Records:
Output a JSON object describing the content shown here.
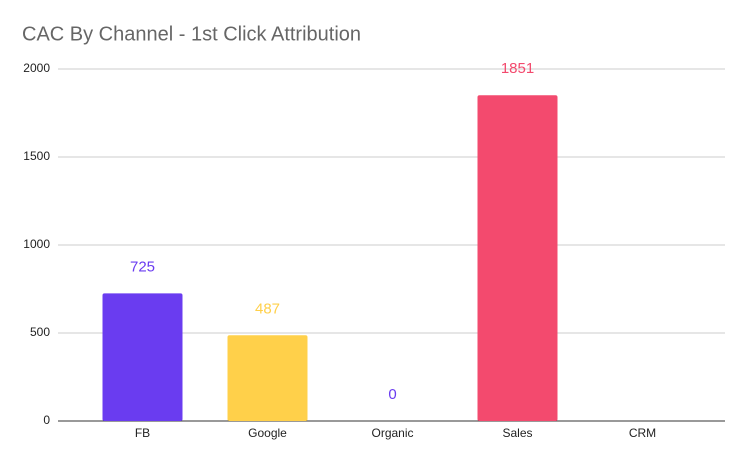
{
  "chart_data": {
    "type": "bar",
    "title": "CAC By Channel - 1st Click Attribution",
    "categories": [
      "FB",
      "Google",
      "Organic",
      "Sales",
      "CRM"
    ],
    "values": [
      725,
      487,
      0,
      1851,
      null
    ],
    "colors": [
      "#6a3cf0",
      "#ffd04a",
      "#6a3cf0",
      "#f34a6e",
      null
    ],
    "ylim": [
      0,
      2000
    ],
    "yticks": [
      0,
      500,
      1000,
      1500,
      2000
    ],
    "grid": true
  }
}
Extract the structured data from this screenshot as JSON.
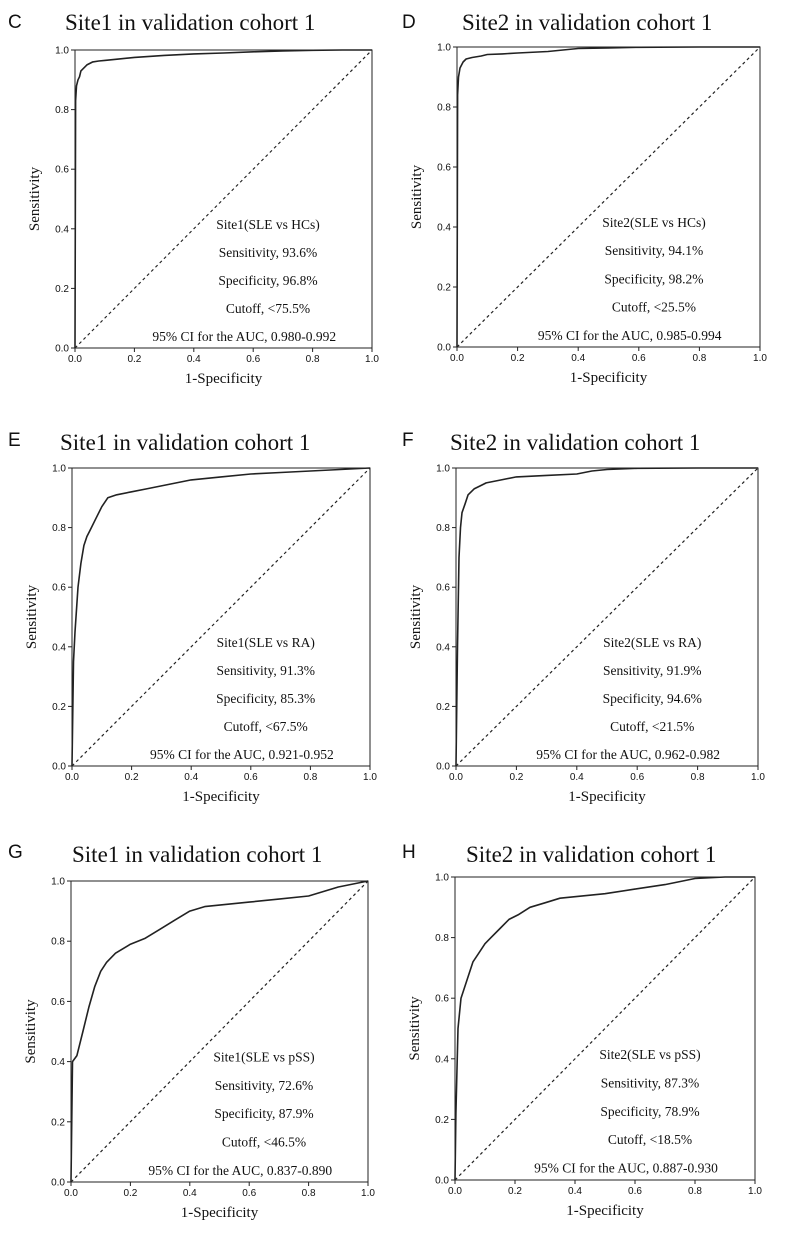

§ **EXERCISE REQUIREMENTS**:
Give the data again exactly as written, with all pictures left out.

§ **RESULT OF THE EXERCISE**:
Output a JSON object describing the content shown here.
{
  "chart_data": {
    "type": "bar",
    "title": "CAC By Channel - 1st Click Attribution",
    "categories": [
      "FB",
      "Google",
      "Organic",
      "Sales",
      "CRM"
    ],
    "values": [
      725,
      487,
      0,
      1851,
      null
    ],
    "colors": [
      "#6a3cf0",
      "#ffd04a",
      "#6a3cf0",
      "#f34a6e",
      null
    ],
    "ylim": [
      0,
      2000
    ],
    "yticks": [
      0,
      500,
      1000,
      1500,
      2000
    ],
    "grid": true
  }
}
Extract the structured data from this screenshot as JSON.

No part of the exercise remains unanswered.